Element boundary listing:
::::::

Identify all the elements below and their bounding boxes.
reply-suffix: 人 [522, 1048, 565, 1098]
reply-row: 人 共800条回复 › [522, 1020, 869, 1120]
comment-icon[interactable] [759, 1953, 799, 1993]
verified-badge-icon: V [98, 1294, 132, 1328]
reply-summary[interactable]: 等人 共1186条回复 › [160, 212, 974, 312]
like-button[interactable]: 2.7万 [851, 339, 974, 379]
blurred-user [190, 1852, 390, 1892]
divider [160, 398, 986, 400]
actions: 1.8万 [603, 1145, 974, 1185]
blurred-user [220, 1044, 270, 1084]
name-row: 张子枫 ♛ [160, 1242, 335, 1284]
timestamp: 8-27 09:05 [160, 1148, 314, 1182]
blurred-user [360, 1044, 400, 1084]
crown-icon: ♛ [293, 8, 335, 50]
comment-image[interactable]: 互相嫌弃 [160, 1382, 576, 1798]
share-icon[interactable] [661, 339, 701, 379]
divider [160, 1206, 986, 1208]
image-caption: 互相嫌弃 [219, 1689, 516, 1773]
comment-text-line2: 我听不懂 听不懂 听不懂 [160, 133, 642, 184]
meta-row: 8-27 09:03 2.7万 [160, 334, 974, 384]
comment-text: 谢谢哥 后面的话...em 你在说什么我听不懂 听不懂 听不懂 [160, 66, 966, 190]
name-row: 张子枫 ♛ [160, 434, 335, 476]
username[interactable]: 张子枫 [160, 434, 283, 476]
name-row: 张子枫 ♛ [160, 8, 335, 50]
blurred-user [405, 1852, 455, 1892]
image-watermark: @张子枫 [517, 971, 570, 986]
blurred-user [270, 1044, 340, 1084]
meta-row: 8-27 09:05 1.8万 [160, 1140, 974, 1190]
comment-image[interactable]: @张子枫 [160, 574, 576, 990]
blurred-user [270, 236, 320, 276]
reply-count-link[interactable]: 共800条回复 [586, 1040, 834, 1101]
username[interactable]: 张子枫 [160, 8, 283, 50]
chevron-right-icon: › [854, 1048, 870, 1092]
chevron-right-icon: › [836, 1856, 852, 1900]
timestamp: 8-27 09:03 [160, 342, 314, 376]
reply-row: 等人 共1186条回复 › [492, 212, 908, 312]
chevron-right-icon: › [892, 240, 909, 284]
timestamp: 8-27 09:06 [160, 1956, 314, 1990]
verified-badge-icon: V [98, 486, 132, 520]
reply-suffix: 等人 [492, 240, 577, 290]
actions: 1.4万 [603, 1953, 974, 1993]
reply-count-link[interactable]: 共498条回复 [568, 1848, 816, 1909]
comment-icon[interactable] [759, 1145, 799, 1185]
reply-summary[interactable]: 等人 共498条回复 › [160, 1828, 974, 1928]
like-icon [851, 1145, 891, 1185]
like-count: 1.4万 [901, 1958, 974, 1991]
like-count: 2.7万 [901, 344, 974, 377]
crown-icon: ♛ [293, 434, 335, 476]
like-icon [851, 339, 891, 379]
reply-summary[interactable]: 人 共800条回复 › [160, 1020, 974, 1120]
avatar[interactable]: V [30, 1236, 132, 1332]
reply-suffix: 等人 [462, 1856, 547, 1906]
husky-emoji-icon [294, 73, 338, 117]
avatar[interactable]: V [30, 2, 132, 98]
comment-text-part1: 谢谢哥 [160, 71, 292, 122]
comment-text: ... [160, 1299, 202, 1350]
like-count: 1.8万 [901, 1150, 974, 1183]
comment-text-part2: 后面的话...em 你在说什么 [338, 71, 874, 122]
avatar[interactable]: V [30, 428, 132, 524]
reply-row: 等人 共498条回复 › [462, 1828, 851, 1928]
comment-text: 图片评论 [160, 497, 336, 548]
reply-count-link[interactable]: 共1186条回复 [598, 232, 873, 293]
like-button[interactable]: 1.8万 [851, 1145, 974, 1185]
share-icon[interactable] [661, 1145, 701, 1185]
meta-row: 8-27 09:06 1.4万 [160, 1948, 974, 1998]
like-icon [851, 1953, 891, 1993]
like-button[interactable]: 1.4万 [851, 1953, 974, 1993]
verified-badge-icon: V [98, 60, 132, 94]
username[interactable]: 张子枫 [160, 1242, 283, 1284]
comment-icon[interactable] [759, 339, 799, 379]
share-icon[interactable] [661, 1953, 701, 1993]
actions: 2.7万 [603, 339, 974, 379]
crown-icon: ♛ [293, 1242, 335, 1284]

::::::

• Aim of the task:
Output every line of the listing above exactly as it appears, with no changes.

• Problem solution:
Identify all the elements below and their bounding boxes.
reply-suffix: 人 [522, 1048, 565, 1098]
reply-row: 人 共800条回复 › [522, 1020, 869, 1120]
comment-icon[interactable] [759, 1953, 799, 1993]
verified-badge-icon: V [98, 1294, 132, 1328]
reply-summary[interactable]: 等人 共1186条回复 › [160, 212, 974, 312]
like-button[interactable]: 2.7万 [851, 339, 974, 379]
blurred-user [190, 1852, 390, 1892]
divider [160, 398, 986, 400]
actions: 1.8万 [603, 1145, 974, 1185]
blurred-user [220, 1044, 270, 1084]
name-row: 张子枫 ♛ [160, 1242, 335, 1284]
timestamp: 8-27 09:05 [160, 1148, 314, 1182]
blurred-user [360, 1044, 400, 1084]
crown-icon: ♛ [293, 8, 335, 50]
comment-image[interactable]: 互相嫌弃 [160, 1382, 576, 1798]
share-icon[interactable] [661, 339, 701, 379]
divider [160, 1206, 986, 1208]
image-caption: 互相嫌弃 [219, 1689, 516, 1773]
comment-text-line2: 我听不懂 听不懂 听不懂 [160, 133, 642, 184]
meta-row: 8-27 09:03 2.7万 [160, 334, 974, 384]
comment-text: 谢谢哥 后面的话...em 你在说什么我听不懂 听不懂 听不懂 [160, 66, 966, 190]
name-row: 张子枫 ♛ [160, 434, 335, 476]
username[interactable]: 张子枫 [160, 434, 283, 476]
name-row: 张子枫 ♛ [160, 8, 335, 50]
blurred-user [405, 1852, 455, 1892]
image-watermark: @张子枫 [517, 971, 570, 986]
blurred-user [270, 1044, 340, 1084]
meta-row: 8-27 09:05 1.8万 [160, 1140, 974, 1190]
comment-image[interactable]: @张子枫 [160, 574, 576, 990]
blurred-user [270, 236, 320, 276]
reply-count-link[interactable]: 共800条回复 [586, 1040, 834, 1101]
username[interactable]: 张子枫 [160, 8, 283, 50]
chevron-right-icon: › [854, 1048, 870, 1092]
chevron-right-icon: › [836, 1856, 852, 1900]
timestamp: 8-27 09:03 [160, 342, 314, 376]
reply-row: 等人 共1186条回复 › [492, 212, 908, 312]
chevron-right-icon: › [892, 240, 909, 284]
timestamp: 8-27 09:06 [160, 1956, 314, 1990]
verified-badge-icon: V [98, 486, 132, 520]
reply-suffix: 等人 [492, 240, 577, 290]
actions: 1.4万 [603, 1953, 974, 1993]
reply-count-link[interactable]: 共498条回复 [568, 1848, 816, 1909]
comment-icon[interactable] [759, 1145, 799, 1185]
reply-summary[interactable]: 等人 共498条回复 › [160, 1828, 974, 1928]
like-icon [851, 1145, 891, 1185]
like-count: 1.4万 [901, 1958, 974, 1991]
like-count: 2.7万 [901, 344, 974, 377]
crown-icon: ♛ [293, 434, 335, 476]
like-icon [851, 339, 891, 379]
reply-summary[interactable]: 人 共800条回复 › [160, 1020, 974, 1120]
avatar[interactable]: V [30, 1236, 132, 1332]
reply-suffix: 等人 [462, 1856, 547, 1906]
husky-emoji-icon [294, 73, 338, 117]
avatar[interactable]: V [30, 2, 132, 98]
comment-text-part1: 谢谢哥 [160, 71, 292, 122]
comment-text: ... [160, 1299, 202, 1350]
like-count: 1.8万 [901, 1150, 974, 1183]
comment-text-part2: 后面的话...em 你在说什么 [338, 71, 874, 122]
avatar[interactable]: V [30, 428, 132, 524]
reply-row: 等人 共498条回复 › [462, 1828, 851, 1928]
comment-text: 图片评论 [160, 497, 336, 548]
reply-count-link[interactable]: 共1186条回复 [598, 232, 873, 293]
like-button[interactable]: 1.8万 [851, 1145, 974, 1185]
share-icon[interactable] [661, 1145, 701, 1185]
meta-row: 8-27 09:06 1.4万 [160, 1948, 974, 1998]
like-icon [851, 1953, 891, 1993]
like-button[interactable]: 1.4万 [851, 1953, 974, 1993]
verified-badge-icon: V [98, 60, 132, 94]
username[interactable]: 张子枫 [160, 1242, 283, 1284]
comment-icon[interactable] [759, 339, 799, 379]
share-icon[interactable] [661, 1953, 701, 1993]
actions: 2.7万 [603, 339, 974, 379]
crown-icon: ♛ [293, 1242, 335, 1284]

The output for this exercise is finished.